#### [Material to process]
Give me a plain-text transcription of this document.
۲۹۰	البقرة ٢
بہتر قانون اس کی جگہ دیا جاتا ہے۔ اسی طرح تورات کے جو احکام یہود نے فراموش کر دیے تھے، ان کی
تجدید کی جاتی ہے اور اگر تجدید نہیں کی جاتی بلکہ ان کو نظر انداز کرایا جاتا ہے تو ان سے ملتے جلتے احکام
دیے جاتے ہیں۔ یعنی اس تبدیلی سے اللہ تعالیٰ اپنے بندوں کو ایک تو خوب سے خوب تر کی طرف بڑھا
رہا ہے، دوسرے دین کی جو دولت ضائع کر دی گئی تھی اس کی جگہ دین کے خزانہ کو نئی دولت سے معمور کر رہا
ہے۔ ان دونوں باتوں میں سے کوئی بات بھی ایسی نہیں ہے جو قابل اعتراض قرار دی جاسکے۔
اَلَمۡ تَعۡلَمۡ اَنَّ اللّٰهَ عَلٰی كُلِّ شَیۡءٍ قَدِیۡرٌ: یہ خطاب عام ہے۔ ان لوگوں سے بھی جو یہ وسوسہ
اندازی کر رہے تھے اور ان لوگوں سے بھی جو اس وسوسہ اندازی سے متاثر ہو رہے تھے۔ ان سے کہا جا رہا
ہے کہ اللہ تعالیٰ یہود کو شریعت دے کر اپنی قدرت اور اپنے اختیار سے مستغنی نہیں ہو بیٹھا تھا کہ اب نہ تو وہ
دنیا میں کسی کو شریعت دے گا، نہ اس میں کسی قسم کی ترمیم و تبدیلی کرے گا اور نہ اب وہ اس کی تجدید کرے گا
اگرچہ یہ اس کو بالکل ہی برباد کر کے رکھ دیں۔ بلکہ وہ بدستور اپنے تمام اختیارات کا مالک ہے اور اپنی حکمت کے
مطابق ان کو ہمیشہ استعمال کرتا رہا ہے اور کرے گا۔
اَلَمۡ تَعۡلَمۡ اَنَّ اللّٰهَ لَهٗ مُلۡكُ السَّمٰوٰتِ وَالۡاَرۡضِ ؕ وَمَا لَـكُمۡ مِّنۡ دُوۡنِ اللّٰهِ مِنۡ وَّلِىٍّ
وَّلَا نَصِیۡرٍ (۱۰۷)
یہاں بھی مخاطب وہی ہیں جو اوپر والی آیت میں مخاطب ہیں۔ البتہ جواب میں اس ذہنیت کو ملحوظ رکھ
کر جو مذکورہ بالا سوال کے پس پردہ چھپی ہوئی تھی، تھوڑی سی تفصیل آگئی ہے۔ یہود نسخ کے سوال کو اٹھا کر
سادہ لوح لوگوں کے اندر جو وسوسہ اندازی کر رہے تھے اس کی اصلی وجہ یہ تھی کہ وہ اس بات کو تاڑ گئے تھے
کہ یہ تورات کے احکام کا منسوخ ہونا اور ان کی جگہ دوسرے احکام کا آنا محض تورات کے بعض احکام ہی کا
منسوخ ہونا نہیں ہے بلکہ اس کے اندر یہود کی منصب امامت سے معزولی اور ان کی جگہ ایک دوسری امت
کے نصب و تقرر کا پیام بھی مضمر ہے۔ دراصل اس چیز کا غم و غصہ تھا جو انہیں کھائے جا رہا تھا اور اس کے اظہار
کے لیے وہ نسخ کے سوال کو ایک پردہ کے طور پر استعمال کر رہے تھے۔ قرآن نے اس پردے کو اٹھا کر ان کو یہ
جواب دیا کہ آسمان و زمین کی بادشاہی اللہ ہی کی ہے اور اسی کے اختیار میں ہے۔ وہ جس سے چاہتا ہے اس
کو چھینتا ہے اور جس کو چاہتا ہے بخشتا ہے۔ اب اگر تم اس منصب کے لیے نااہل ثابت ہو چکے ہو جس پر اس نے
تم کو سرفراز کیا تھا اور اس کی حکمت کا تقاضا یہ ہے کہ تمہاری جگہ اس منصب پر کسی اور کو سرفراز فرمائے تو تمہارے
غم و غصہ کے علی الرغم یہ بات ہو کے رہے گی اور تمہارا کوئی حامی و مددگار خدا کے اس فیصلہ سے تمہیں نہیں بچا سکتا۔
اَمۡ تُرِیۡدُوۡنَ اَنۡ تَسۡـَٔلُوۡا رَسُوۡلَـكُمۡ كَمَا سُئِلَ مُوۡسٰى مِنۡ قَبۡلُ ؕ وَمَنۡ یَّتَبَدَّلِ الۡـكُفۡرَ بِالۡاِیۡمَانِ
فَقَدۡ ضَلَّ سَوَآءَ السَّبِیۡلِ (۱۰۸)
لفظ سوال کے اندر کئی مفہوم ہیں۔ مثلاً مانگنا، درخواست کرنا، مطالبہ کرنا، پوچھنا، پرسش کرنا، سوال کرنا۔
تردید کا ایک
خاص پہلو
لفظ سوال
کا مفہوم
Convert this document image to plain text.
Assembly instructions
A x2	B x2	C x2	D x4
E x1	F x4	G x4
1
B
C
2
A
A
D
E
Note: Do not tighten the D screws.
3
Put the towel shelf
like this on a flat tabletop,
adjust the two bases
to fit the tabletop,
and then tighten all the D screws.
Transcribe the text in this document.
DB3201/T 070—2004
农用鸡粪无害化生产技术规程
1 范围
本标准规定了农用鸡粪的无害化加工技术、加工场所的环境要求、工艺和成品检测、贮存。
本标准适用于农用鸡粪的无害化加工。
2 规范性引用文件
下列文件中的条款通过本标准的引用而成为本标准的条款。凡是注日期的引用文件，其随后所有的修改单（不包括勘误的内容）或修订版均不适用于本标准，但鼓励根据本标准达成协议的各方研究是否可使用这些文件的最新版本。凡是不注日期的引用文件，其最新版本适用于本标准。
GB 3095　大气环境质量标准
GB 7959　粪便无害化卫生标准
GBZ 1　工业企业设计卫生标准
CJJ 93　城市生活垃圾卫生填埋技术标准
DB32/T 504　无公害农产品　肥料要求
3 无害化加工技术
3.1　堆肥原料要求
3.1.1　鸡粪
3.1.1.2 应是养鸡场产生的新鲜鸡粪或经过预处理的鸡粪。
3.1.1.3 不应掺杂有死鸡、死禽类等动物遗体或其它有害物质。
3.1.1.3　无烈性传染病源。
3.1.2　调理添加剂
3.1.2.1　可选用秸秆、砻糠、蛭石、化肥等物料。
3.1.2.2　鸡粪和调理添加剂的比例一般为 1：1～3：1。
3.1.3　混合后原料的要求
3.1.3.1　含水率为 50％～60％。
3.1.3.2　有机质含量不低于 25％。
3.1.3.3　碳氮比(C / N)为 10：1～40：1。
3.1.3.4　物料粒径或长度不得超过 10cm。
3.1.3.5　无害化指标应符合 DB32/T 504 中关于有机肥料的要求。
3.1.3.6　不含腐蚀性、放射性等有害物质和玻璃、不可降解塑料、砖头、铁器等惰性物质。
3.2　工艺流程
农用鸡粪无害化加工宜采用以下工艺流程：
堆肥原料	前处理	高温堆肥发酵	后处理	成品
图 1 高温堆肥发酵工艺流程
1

#### [Set task]
Filter the listing above by the word "جاتا"; copy each line that passes.

#### [Response to this task]
بہتر قانون اس کی جگہ دیا جاتا ہے۔ اسی طرح تورات کے جو احکام یہود نے فراموش کر دیے تھے، ان کی
تجدید کی جاتی ہے اور اگر تجدید نہیں کی جاتی بلکہ ان کو نظر انداز کرایا جاتا ہے تو ان سے ملتے جلتے احکام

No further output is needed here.